Required task: Rewrite the records below, replacing every "square-bullet-icon" with "bullet-marker" and leaving everything else unchanged. Omit the pictures.

** START Data for this exercise **

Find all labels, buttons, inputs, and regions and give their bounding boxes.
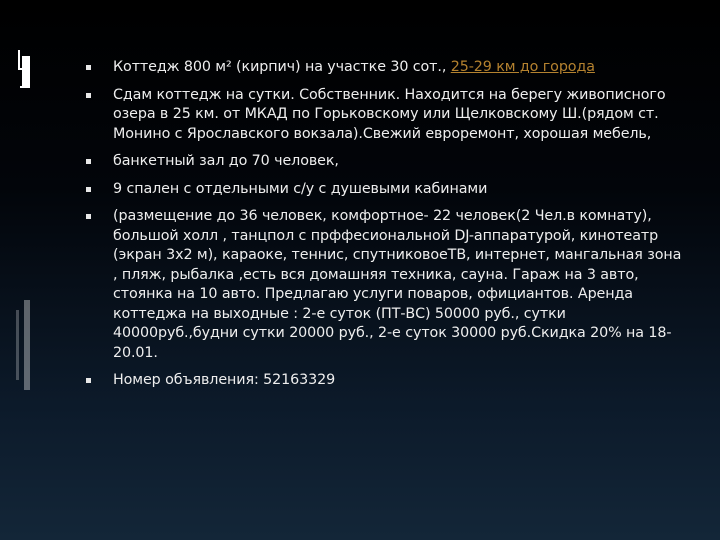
square-bullet-icon bbox=[86, 93, 91, 98]
list-item bbox=[86, 371, 686, 391]
bullet-text: банкетный зал до 70 человек, bbox=[113, 153, 339, 169]
square-bullet-icon bbox=[86, 159, 91, 164]
square-bullet-icon bbox=[86, 65, 91, 70]
list-item bbox=[86, 180, 686, 200]
bullet-text: (размещение до 36 человек, комфортное- 22 человек(2 Чел.в комнату), большой холл , танцпол с прффесиональной DJ-аппаратурой, кинотеатр (экран 3х2 м), караоке, теннис, спутниковоеТВ, интернет, мангальная зона , пляж, рыбалка ,есть вся домашняя техника, сауна. Гараж на 3 авто, стоянка на 10 авто. Предлагаю услуги поваров, официантов. Аренда коттеджа на выходные : 2-е суток (ПТ-ВС) 50000 руб., сутки 40000руб.,будни сутки 20000 руб., 2-е суток 30000 руб.Скидка 20% на 18-20.01. bbox=[113, 208, 682, 361]
square-bullet-icon bbox=[86, 187, 91, 192]
bullet-text: Коттедж 800 м² (кирпич) на участке 30 сот., bbox=[113, 59, 451, 75]
decorative-bars bbox=[0, 0, 40, 540]
list-item bbox=[86, 207, 686, 363]
list-item bbox=[86, 152, 686, 172]
bullet-text: 9 спален с отдельными с/у с душевыми кабинами bbox=[113, 180, 488, 197]
bullet-text: Сдам коттедж на сутки. Собственник. Находится на берегу живописного озера в 25 км. от МКАД по Горьковскому или Щелковскому Ш.(рядом ст. Монино с Ярославского вокзала).Свежий евроремонт, хорошая мебель, bbox=[113, 86, 666, 142]
bullet-list bbox=[86, 58, 686, 391]
square-bullet-icon bbox=[86, 214, 91, 219]
bullet-text: Номер объявления: 52163329 bbox=[113, 372, 336, 388]
square-bullet-icon bbox=[86, 378, 91, 383]
list-item bbox=[86, 86, 686, 145]
bullet-content bbox=[86, 58, 686, 399]
list-item bbox=[86, 58, 686, 78]
distance-link[interactable]: 25-29 км до города bbox=[450, 59, 595, 75]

** END Data for this exercise **

Worked solution:
Find all labels, buttons, inputs, and regions and give their bounding boxes.
bullet-marker bbox=[86, 93, 91, 98]
list-item bbox=[86, 371, 686, 391]
bullet-text: банкетный зал до 70 человек, bbox=[113, 153, 339, 169]
bullet-marker bbox=[86, 159, 91, 164]
bullet-marker bbox=[86, 65, 91, 70]
list-item bbox=[86, 180, 686, 200]
bullet-text: (размещение до 36 человек, комфортное- 22 человек(2 Чел.в комнату), большой холл , танцпол с прффесиональной DJ-аппаратурой, кинотеатр (экран 3х2 м), караоке, теннис, спутниковоеТВ, интернет, мангальная зона , пляж, рыбалка ,есть вся домашняя техника, сауна. Гараж на 3 авто, стоянка на 10 авто. Предлагаю услуги поваров, официантов. Аренда коттеджа на выходные : 2-е суток (ПТ-ВС) 50000 руб., сутки 40000руб.,будни сутки 20000 руб., 2-е суток 30000 руб.Скидка 20% на 18-20.01. bbox=[113, 208, 682, 361]
bullet-marker bbox=[86, 187, 91, 192]
bullet-text: Коттедж 800 м² (кирпич) на участке 30 сот., bbox=[113, 59, 451, 75]
decorative-bars bbox=[0, 0, 40, 540]
list-item bbox=[86, 207, 686, 363]
list-item bbox=[86, 152, 686, 172]
bullet-text: 9 спален с отдельными с/у с душевыми кабинами bbox=[113, 180, 488, 197]
bullet-text: Сдам коттедж на сутки. Собственник. Находится на берегу живописного озера в 25 км. от МКАД по Горьковскому или Щелковскому Ш.(рядом ст. Монино с Ярославского вокзала).Свежий евроремонт, хорошая мебель, bbox=[113, 86, 666, 142]
bullet-list bbox=[86, 58, 686, 391]
bullet-marker bbox=[86, 214, 91, 219]
bullet-text: Номер объявления: 52163329 bbox=[113, 372, 336, 388]
bullet-marker bbox=[86, 378, 91, 383]
list-item bbox=[86, 86, 686, 145]
bullet-content bbox=[86, 58, 686, 399]
list-item bbox=[86, 58, 686, 78]
distance-link[interactable]: 25-29 км до города bbox=[450, 59, 595, 75]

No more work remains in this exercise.